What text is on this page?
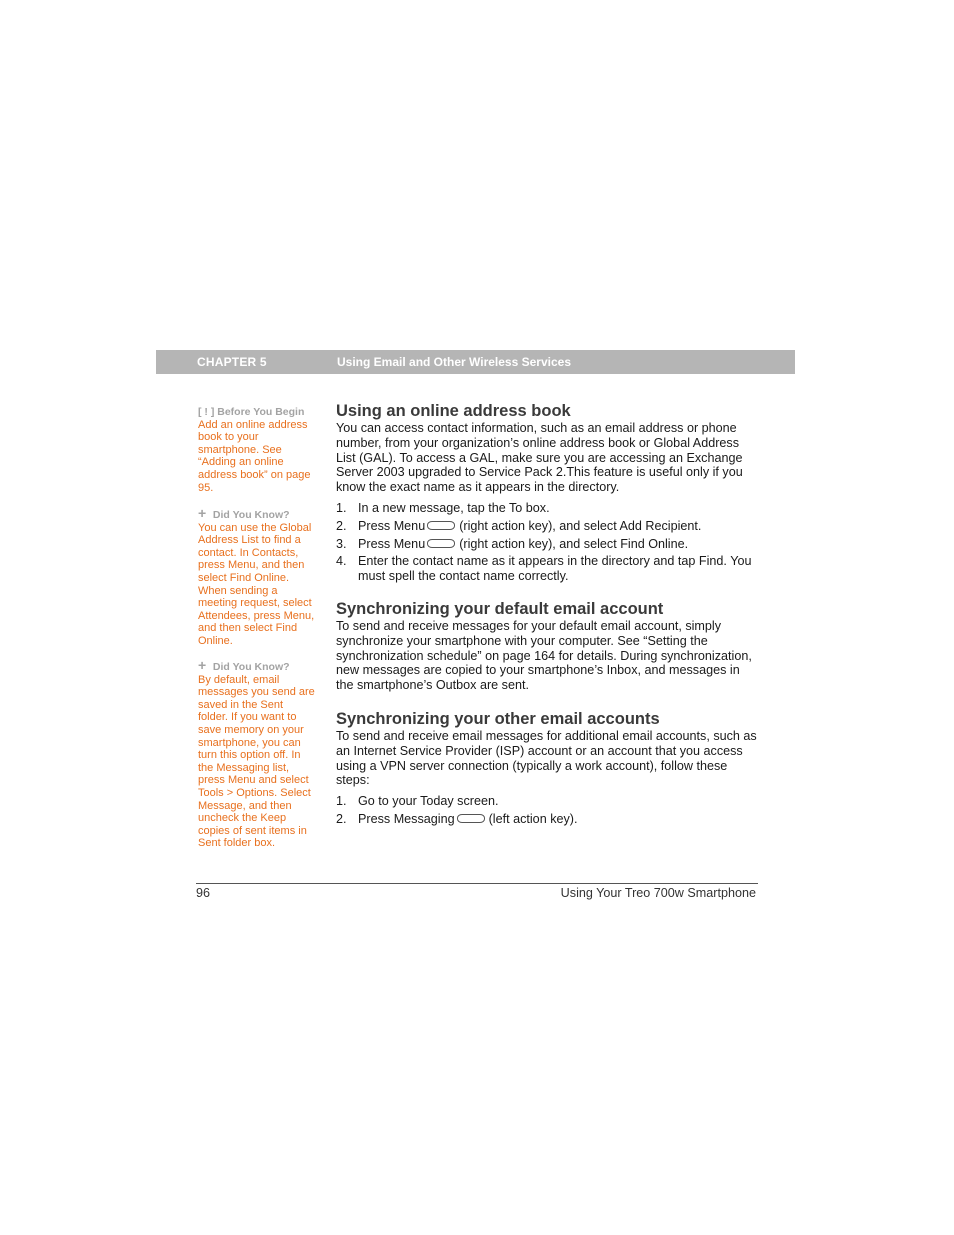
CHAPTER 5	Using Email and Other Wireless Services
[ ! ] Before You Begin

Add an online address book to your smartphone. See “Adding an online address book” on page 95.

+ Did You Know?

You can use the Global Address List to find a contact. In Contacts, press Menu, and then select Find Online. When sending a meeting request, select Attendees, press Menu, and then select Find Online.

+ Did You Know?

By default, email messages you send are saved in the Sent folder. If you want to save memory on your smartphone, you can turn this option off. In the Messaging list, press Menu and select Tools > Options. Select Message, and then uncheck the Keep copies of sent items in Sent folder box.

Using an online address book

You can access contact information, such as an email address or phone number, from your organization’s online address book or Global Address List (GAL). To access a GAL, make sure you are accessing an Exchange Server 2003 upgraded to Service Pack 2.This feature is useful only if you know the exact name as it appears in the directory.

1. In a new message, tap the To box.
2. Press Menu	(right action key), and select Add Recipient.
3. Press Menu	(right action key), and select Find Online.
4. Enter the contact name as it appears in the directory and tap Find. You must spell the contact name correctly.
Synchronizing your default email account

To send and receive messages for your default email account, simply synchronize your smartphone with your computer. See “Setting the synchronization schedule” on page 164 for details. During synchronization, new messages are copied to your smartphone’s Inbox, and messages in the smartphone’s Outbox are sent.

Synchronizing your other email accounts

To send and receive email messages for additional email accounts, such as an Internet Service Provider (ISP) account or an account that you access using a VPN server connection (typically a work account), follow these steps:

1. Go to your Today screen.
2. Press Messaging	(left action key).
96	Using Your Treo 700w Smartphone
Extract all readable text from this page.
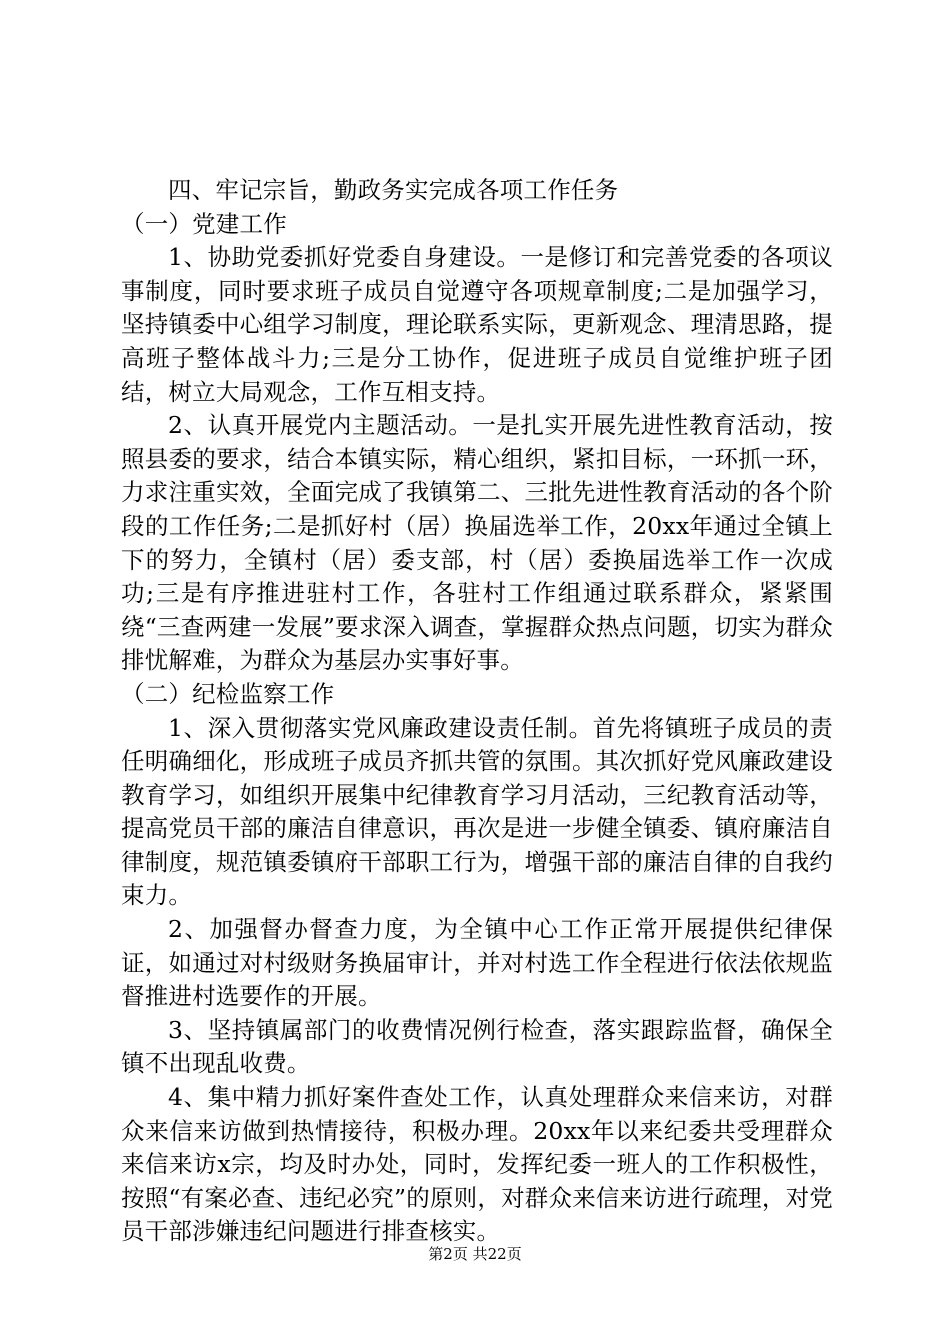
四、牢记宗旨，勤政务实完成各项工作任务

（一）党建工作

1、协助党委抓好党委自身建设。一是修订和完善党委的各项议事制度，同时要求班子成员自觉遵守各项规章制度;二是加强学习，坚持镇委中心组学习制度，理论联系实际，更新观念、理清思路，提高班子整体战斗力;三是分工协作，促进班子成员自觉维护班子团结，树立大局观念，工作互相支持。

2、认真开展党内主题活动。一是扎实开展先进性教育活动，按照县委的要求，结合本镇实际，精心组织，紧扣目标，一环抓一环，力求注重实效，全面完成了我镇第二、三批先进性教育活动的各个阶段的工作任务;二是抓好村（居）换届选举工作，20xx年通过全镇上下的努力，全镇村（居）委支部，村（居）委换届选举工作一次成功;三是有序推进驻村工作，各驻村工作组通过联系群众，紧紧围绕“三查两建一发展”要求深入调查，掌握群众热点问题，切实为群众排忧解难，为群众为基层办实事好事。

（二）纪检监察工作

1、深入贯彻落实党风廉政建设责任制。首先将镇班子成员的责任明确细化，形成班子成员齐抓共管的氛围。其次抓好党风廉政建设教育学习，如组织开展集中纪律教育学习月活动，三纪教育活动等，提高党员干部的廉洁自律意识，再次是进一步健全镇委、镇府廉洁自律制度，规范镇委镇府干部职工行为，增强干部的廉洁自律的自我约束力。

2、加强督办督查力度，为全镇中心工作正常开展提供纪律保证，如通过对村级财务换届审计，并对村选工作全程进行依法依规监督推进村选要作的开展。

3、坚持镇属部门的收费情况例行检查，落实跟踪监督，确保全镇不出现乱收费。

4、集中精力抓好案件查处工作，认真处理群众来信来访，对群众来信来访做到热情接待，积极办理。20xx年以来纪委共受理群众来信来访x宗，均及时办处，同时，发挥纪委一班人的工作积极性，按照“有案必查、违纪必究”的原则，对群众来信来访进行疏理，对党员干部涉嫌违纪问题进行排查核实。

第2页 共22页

┄┄┄┄┄┄┄┄┄┄

Stated task: Take every line from the data above that holds "Menu" and copy it out.

Exercise answer:
You can use the Global Address List to find a contact. In Contacts, press Menu, and then select Find Online. When sending a meeting request, select Attendees, press Menu, and then select Find Online.
By default, email messages you send are saved in the Sent folder. If you want to save memory on your smartphone, you can turn this option off. In the Messaging list, press Menu and select Tools > Options. Select Message, and then uncheck the Keep copies of sent items in Sent folder box.
2. Press Menu	(right action key), and select Add Recipient.
3. Press Menu	(right action key), and select Find Online.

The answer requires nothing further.